• **EXERCISE AIM**:
Copy each line below that contains "Integrated".

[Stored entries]
* Begin *

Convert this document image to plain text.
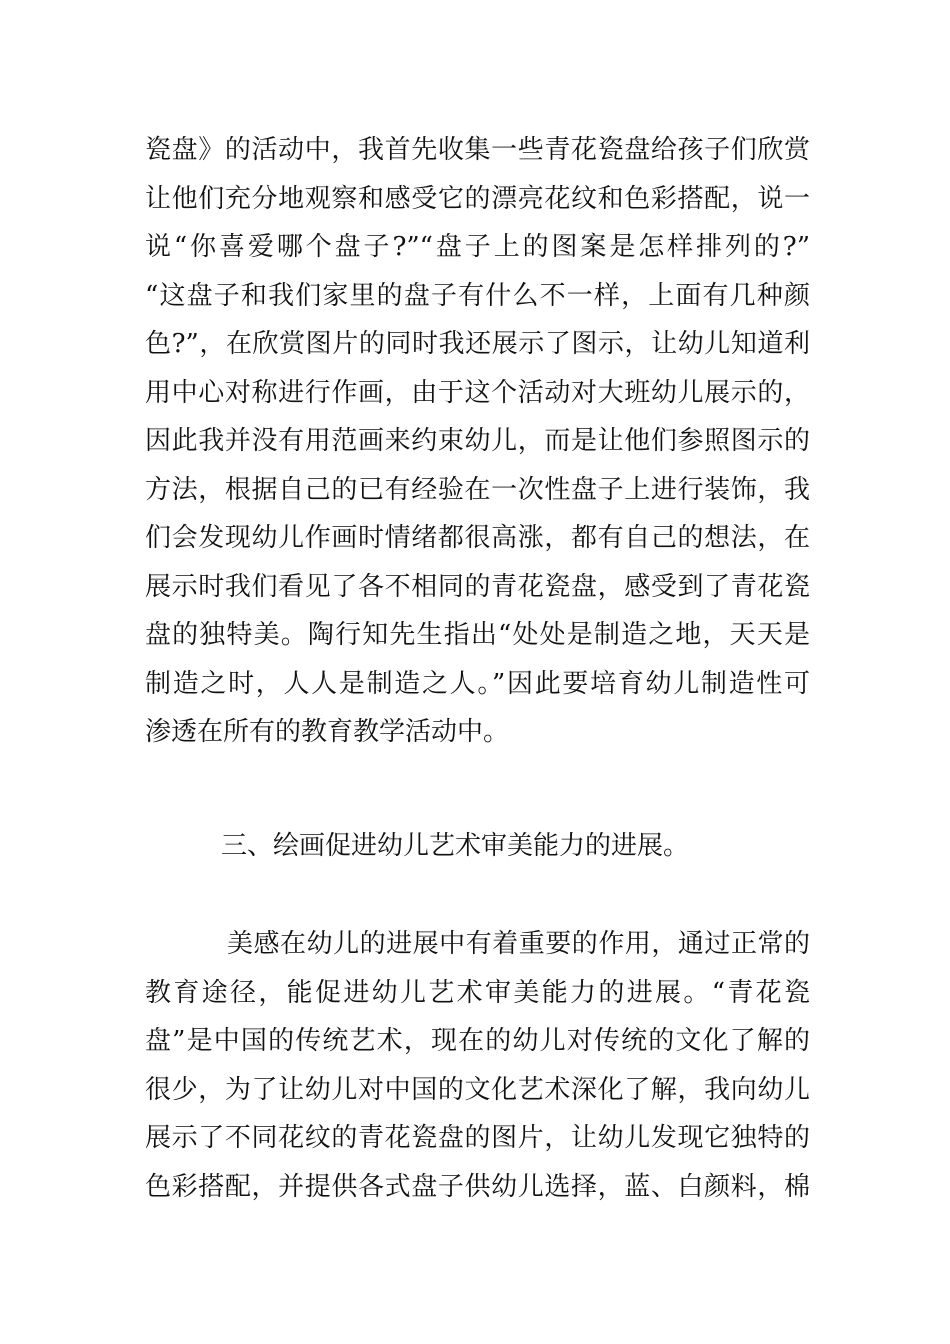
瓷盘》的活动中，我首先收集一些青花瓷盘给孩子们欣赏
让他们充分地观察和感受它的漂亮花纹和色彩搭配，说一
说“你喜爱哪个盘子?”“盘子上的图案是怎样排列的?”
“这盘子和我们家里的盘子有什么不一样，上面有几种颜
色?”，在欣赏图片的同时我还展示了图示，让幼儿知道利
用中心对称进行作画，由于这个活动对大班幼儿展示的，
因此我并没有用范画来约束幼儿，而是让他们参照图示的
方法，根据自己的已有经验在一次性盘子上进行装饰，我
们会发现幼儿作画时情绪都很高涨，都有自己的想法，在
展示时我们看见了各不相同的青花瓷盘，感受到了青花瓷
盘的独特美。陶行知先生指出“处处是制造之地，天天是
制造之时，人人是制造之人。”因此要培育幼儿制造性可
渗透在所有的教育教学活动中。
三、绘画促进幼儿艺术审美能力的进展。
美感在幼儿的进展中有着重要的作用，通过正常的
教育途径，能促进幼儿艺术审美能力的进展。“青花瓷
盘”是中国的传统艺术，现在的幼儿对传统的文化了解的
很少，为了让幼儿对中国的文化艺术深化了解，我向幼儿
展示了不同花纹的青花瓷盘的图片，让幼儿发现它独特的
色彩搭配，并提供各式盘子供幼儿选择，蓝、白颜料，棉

* End *
* Begin *

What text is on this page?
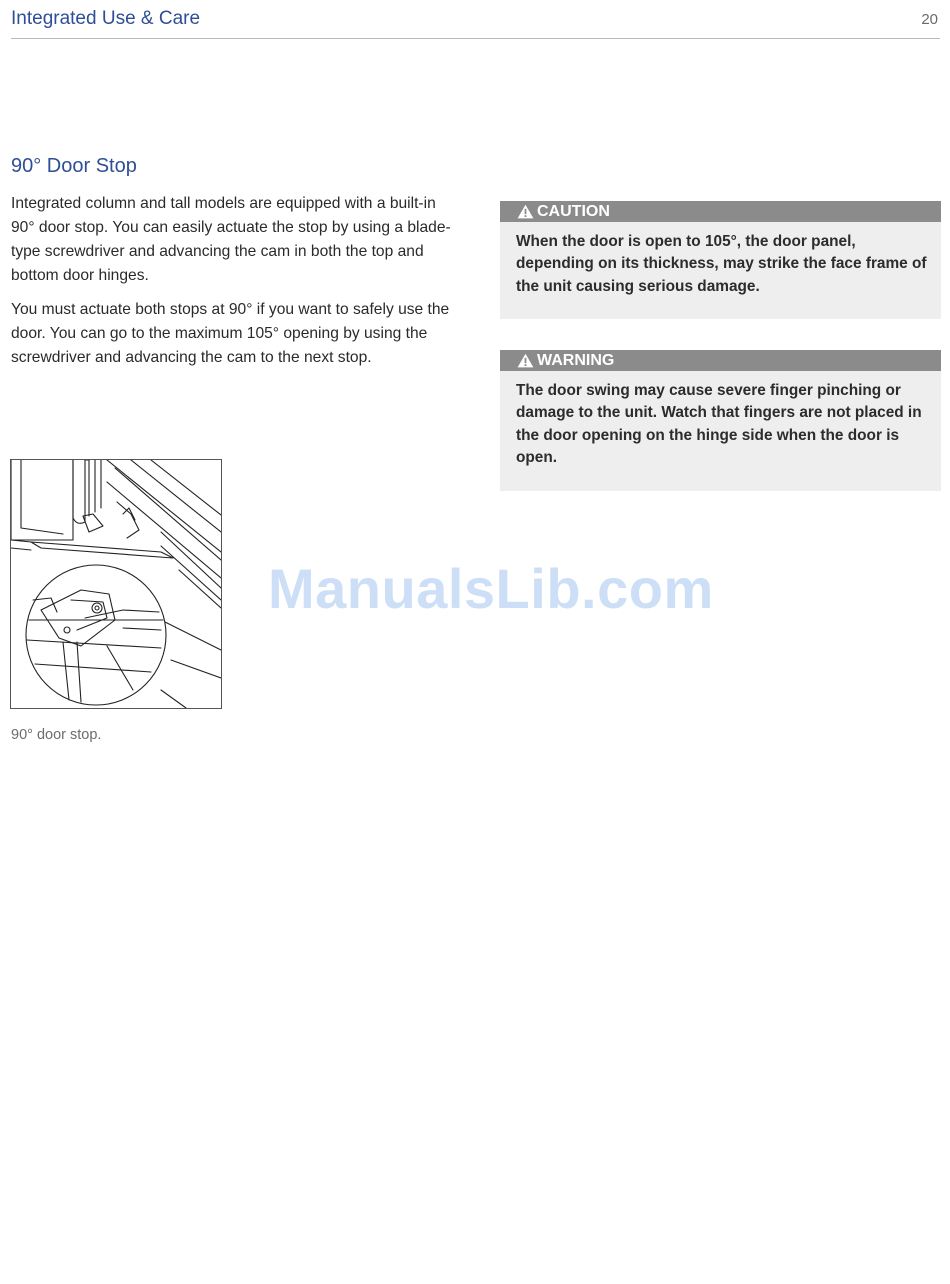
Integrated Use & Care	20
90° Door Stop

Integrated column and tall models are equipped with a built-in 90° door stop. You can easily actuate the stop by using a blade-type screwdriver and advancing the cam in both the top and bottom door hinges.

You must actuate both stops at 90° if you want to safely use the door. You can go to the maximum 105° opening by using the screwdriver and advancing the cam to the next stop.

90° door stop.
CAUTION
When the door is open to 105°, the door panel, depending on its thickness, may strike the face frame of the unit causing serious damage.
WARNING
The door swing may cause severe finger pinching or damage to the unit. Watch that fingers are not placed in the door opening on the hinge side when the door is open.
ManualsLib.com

* End *
* Begin *

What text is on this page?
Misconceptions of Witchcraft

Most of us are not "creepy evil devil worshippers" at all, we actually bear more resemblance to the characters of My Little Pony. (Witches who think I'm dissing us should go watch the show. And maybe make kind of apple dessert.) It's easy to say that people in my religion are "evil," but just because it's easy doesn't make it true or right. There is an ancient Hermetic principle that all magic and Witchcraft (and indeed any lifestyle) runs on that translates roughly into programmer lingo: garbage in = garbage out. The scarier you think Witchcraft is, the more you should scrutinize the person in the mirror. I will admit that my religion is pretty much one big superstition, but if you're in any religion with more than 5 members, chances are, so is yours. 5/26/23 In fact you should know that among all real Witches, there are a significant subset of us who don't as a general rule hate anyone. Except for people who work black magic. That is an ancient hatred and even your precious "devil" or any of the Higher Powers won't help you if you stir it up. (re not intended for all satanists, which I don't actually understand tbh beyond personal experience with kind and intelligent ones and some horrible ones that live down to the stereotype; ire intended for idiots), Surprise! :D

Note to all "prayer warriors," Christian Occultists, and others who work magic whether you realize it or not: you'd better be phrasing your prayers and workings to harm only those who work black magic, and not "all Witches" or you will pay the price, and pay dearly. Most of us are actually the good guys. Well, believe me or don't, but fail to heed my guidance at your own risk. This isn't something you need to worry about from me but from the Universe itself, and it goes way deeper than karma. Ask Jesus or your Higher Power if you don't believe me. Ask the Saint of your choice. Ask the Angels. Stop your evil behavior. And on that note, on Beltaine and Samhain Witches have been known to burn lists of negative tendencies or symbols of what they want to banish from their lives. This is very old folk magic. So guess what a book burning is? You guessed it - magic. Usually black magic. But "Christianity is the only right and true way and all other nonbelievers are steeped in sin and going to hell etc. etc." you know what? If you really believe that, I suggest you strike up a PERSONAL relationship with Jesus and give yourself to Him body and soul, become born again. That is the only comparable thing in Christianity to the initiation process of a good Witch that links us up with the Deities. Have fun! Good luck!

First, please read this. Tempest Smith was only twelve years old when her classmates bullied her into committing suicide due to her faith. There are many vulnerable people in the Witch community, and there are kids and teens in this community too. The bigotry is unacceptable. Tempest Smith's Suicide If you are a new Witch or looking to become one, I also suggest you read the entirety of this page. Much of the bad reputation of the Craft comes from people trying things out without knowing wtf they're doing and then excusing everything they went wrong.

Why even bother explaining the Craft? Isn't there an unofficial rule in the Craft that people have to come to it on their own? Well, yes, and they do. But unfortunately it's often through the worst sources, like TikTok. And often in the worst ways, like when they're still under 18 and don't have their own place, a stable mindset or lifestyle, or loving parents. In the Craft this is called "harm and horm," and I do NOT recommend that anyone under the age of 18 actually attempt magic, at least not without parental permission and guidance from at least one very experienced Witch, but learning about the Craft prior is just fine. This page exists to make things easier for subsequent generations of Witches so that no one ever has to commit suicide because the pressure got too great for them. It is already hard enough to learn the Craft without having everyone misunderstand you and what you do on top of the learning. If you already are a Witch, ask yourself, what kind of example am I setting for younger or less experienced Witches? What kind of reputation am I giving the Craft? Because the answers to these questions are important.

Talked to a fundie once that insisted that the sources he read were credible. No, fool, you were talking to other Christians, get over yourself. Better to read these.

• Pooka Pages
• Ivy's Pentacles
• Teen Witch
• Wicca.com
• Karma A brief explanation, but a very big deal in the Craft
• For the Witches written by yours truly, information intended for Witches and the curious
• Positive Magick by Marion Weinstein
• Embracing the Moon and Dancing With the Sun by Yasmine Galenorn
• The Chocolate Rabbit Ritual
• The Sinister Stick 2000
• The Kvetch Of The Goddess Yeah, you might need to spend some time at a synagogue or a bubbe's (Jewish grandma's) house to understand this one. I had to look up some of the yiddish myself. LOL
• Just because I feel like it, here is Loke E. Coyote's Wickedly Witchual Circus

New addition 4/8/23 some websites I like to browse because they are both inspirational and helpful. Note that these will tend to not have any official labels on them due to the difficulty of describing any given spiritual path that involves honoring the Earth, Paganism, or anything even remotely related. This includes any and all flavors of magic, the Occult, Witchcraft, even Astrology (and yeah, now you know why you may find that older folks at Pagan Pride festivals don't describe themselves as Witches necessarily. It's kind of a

* End *

• **EXERCISE RESPONSE**:
Integrated Use & Care	20
Integrated column and tall models are equipped with a built-in 90° door stop. You can easily actuate the stop by using a blade-type screwdriver and advancing the cam in both the top and bottom door hinges.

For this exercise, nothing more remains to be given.